(Stored data)
* * * * * * *
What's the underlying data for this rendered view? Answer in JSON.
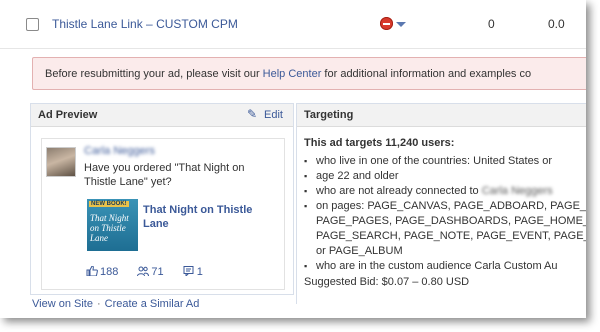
{
  "ad_row": {
    "name": "Thistle Lane Link – CUSTOM CPM",
    "status_icon": "no-entry-icon",
    "value_1": "0",
    "value_2": "0.0"
  },
  "alert": {
    "text_before": "Before resubmitting your ad, please visit our ",
    "link": "Help Center",
    "text_after": " for additional information and examples co"
  },
  "preview": {
    "title": "Ad Preview",
    "edit_label": "Edit",
    "advertiser_name": "Carla Neggers",
    "body": "Have you ordered \"That Night on Thistle Lane\" yet?",
    "book_badge": "NEW BOOK!",
    "book_title": "That Night on Thistle Lane",
    "page_link": "That Night on Thistle Lane",
    "likes": "188",
    "people": "71",
    "posts": "1"
  },
  "links": {
    "view_on_site": "View on Site",
    "separator": "·",
    "create_similar": "Create a Similar Ad"
  },
  "targeting": {
    "title": "Targeting",
    "summary": "This ad targets 11,240 users:",
    "items": [
      "who live in one of the countries: United States or",
      "age 22 and older",
      "who are not already connected to",
      "on pages: PAGE_CANVAS, PAGE_ADBOARD, PAGE_",
      "PAGE_PAGES, PAGE_DASHBOARDS, PAGE_HOME_F",
      "PAGE_SEARCH, PAGE_NOTE, PAGE_EVENT, PAGE_C",
      "or PAGE_ALBUM",
      "who are in the custom audience Carla Custom Au"
    ],
    "blurred_name": "Carla Neggers",
    "suggested_bid": "Suggested Bid: $0.07 – 0.80 USD"
  },
  "colors": {
    "link": "#3b5998",
    "alert_bg": "#fbebeb",
    "alert_border": "#e3b1b1",
    "status_red": "#d8392b"
  }
}
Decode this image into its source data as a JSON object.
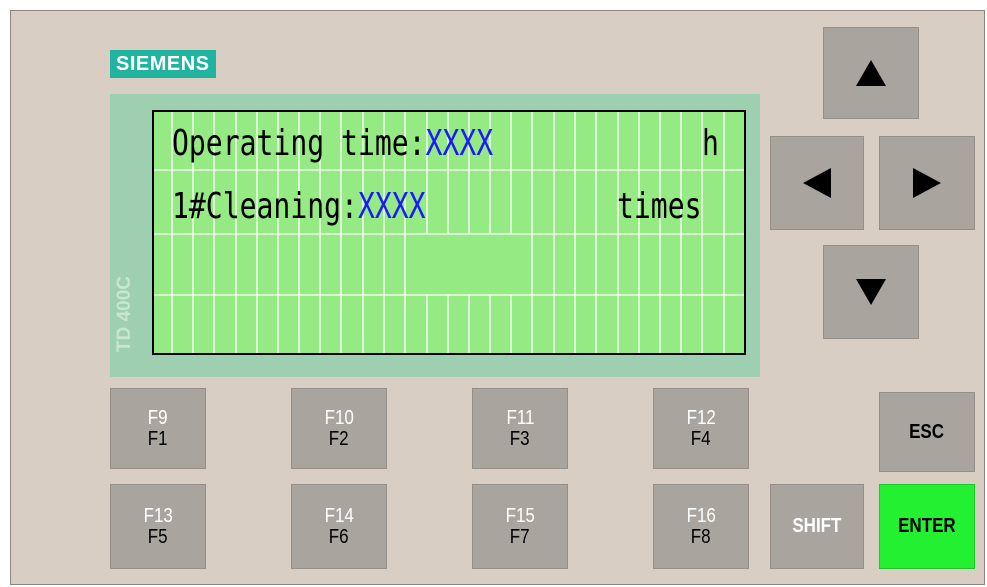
{
  "brand": {
    "logo_text": "SIEMENS",
    "model": "TD 400C"
  },
  "display": {
    "line1": {
      "label": "Operating time:",
      "value": "XXXX",
      "unit": "h"
    },
    "line2": {
      "label": "1#Cleaning:",
      "value": "XXXX",
      "unit": "times"
    }
  },
  "function_keys": [
    {
      "shift_label": "F9",
      "label": "F1"
    },
    {
      "shift_label": "F10",
      "label": "F2"
    },
    {
      "shift_label": "F11",
      "label": "F3"
    },
    {
      "shift_label": "F12",
      "label": "F4"
    },
    {
      "shift_label": "F13",
      "label": "F5"
    },
    {
      "shift_label": "F14",
      "label": "F6"
    },
    {
      "shift_label": "F15",
      "label": "F7"
    },
    {
      "shift_label": "F16",
      "label": "F8"
    }
  ],
  "control_keys": {
    "esc": "ESC",
    "shift": "SHIFT",
    "enter": "ENTER"
  },
  "nav_keys": {
    "up": "arrow-up-icon",
    "down": "arrow-down-icon",
    "left": "arrow-left-icon",
    "right": "arrow-right-icon"
  },
  "colors": {
    "panel": "#d8cec4",
    "lcd": "#95ea83",
    "key": "#aaa49e",
    "enter_key": "#22f030",
    "value_text": "#1a1aff",
    "logo": "#1fb3a0"
  }
}
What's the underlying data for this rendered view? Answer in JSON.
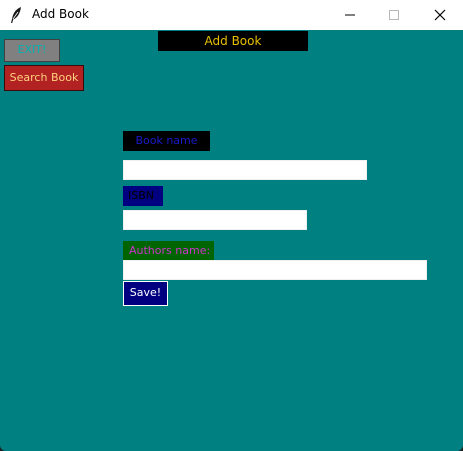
{
  "window": {
    "title": "Add Book",
    "icon": "feather-icon",
    "controls": {
      "minimize_icon": "minimize-icon",
      "maximize_icon": "maximize-icon",
      "close_icon": "close-icon"
    },
    "background_color": "#008080"
  },
  "toolbar": {
    "exit_label": "EXIT!",
    "search_label": "Search Book"
  },
  "header": {
    "title": "Add Book"
  },
  "form": {
    "book_name_label": "Book name",
    "book_name_value": "",
    "isbn_label": "ISBN",
    "isbn_value": "",
    "authors_label": "Authors name:",
    "authors_value": "",
    "save_label": "Save!"
  },
  "colors": {
    "exit_bg": "#808080",
    "search_bg": "#b22222",
    "header_bg": "#000000",
    "header_text": "#e8c000",
    "save_bg": "#000080"
  }
}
* * * * * * *
# Required work
Gather up the lines that contain the word "arrow".

# Expected answer
    "up": "arrow-up-icon",
    "down": "arrow-down-icon",
    "left": "arrow-left-icon",
    "right": "arrow-right-icon"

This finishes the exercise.